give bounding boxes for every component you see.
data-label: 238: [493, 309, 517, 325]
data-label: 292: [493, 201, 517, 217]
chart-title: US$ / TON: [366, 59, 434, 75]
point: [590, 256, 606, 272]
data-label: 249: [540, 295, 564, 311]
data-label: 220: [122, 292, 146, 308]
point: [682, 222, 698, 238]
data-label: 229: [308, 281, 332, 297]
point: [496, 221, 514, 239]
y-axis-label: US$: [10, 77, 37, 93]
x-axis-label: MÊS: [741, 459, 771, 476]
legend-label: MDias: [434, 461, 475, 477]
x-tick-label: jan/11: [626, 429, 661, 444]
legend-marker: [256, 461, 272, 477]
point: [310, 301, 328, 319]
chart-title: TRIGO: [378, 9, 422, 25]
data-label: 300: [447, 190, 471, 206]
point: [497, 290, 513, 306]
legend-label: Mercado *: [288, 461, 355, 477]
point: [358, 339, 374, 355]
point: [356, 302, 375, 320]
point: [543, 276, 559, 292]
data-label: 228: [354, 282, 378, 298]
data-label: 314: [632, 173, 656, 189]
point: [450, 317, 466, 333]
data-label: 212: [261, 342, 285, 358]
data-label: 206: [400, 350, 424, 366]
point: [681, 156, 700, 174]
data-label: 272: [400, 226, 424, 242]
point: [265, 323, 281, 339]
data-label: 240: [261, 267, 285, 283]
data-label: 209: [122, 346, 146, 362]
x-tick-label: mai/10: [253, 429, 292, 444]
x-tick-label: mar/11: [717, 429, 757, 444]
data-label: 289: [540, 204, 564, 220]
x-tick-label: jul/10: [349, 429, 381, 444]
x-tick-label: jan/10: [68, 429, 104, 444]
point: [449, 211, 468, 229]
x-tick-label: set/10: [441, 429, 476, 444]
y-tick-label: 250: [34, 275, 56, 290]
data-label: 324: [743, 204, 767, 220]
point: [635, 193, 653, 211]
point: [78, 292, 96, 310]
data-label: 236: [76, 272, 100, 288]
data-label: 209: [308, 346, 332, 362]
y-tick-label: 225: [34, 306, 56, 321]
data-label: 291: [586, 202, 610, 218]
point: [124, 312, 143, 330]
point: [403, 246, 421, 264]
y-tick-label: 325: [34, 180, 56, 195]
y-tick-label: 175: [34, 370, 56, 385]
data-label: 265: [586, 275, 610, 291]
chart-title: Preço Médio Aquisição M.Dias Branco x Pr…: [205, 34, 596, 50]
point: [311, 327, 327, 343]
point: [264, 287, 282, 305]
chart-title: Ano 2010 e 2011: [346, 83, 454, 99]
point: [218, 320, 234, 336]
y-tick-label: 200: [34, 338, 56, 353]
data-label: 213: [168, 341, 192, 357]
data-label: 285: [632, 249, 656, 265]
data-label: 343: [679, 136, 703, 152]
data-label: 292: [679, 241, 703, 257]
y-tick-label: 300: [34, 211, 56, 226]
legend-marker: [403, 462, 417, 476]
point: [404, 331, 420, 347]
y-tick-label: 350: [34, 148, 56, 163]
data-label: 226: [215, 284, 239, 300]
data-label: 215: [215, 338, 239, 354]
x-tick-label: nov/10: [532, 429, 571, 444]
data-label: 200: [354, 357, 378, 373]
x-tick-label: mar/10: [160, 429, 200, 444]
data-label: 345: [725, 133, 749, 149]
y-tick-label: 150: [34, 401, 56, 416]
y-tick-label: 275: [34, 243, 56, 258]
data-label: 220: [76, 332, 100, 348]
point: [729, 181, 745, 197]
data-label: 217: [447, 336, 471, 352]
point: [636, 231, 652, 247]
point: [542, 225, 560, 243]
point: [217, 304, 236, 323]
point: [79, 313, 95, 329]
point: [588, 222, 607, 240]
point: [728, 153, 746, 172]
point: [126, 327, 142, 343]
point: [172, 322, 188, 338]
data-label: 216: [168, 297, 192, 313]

- - -

REQUIRED WORK:
Convert the data above into a numbered list with one entry per line, and leave out any blank lines.

RESULT OF THE TASK:
1. give bounding boxes for every component you see.
2. data-label: 238: [493, 309, 517, 325]
3. data-label: 292: [493, 201, 517, 217]
4. chart-title: US$ / TON: [366, 59, 434, 75]
5. point: [590, 256, 606, 272]
6. data-label: 249: [540, 295, 564, 311]
7. data-label: 220: [122, 292, 146, 308]
8. point: [682, 222, 698, 238]
9. data-label: 229: [308, 281, 332, 297]
10. point: [496, 221, 514, 239]
11. y-axis-label: US$: [10, 77, 37, 93]
12. x-axis-label: MÊS: [741, 459, 771, 476]
13. legend-label: MDias: [434, 461, 475, 477]
14. x-tick-label: jan/11: [626, 429, 661, 444]
15. legend-marker: [256, 461, 272, 477]
16. point: [310, 301, 328, 319]
17. chart-title: TRIGO: [378, 9, 422, 25]
18. data-label: 300: [447, 190, 471, 206]
19. point: [497, 290, 513, 306]
20. legend-label: Mercado *: [288, 461, 355, 477]
21. point: [358, 339, 374, 355]
22. point: [356, 302, 375, 320]
23. point: [543, 276, 559, 292]
24. data-label: 228: [354, 282, 378, 298]
25. data-label: 314: [632, 173, 656, 189]
26. point: [450, 317, 466, 333]
27. data-label: 212: [261, 342, 285, 358]
28. data-label: 206: [400, 350, 424, 366]
29. point: [681, 156, 700, 174]
30. data-label: 272: [400, 226, 424, 242]
31. point: [265, 323, 281, 339]
32. data-label: 240: [261, 267, 285, 283]
33. data-label: 209: [122, 346, 146, 362]
34. x-tick-label: mai/10: [253, 429, 292, 444]
35. x-tick-label: mar/11: [717, 429, 757, 444]
36. data-label: 289: [540, 204, 564, 220]
37. x-tick-label: jul/10: [349, 429, 381, 444]
38. x-tick-label: jan/10: [68, 429, 104, 444]
39. point: [449, 211, 468, 229]
40. x-tick-label: set/10: [441, 429, 476, 444]
41. y-tick-label: 250: [34, 275, 56, 290]
42. data-label: 324: [743, 204, 767, 220]
43. point: [635, 193, 653, 211]
44. point: [78, 292, 96, 310]
45. data-label: 236: [76, 272, 100, 288]
46. data-label: 209: [308, 346, 332, 362]
47. y-tick-label: 225: [34, 306, 56, 321]
48. data-label: 291: [586, 202, 610, 218]
49. point: [124, 312, 143, 330]
50. point: [403, 246, 421, 264]
51. y-tick-label: 325: [34, 180, 56, 195]
52. y-tick-label: 175: [34, 370, 56, 385]
53. data-label: 265: [586, 275, 610, 291]
54. chart-title: Preço Médio Aquisição M.Dias Branco x Pr…: [205, 34, 596, 50]
55. point: [311, 327, 327, 343]
56. point: [264, 287, 282, 305]
57. chart-title: Ano 2010 e 2011: [346, 83, 454, 99]
58. point: [218, 320, 234, 336]
59. y-tick-label: 200: [34, 338, 56, 353]
60. data-label: 213: [168, 341, 192, 357]
61. data-label: 285: [632, 249, 656, 265]
62. data-label: 343: [679, 136, 703, 152]
63. data-label: 292: [679, 241, 703, 257]
64. y-tick-label: 300: [34, 211, 56, 226]
65. legend-marker: [403, 462, 417, 476]
66. point: [404, 331, 420, 347]
67. y-tick-label: 350: [34, 148, 56, 163]
68. data-label: 226: [215, 284, 239, 300]
69. data-label: 215: [215, 338, 239, 354]
70. x-tick-label: nov/10: [532, 429, 571, 444]
71. data-label: 200: [354, 357, 378, 373]
72. x-tick-label: mar/10: [160, 429, 200, 444]
73. data-label: 345: [725, 133, 749, 149]
74. y-tick-label: 150: [34, 401, 56, 416]
75. y-tick-label: 275: [34, 243, 56, 258]
76. data-label: 220: [76, 332, 100, 348]
77. point: [729, 181, 745, 197]
78. data-label: 217: [447, 336, 471, 352]
79. point: [636, 231, 652, 247]
80. point: [542, 225, 560, 243]
81. point: [217, 304, 236, 323]
82. point: [79, 313, 95, 329]
83. point: [588, 222, 607, 240]
84. point: [728, 153, 746, 172]
85. point: [126, 327, 142, 343]
86. point: [172, 322, 188, 338]
87. data-label: 216: [168, 297, 192, 313]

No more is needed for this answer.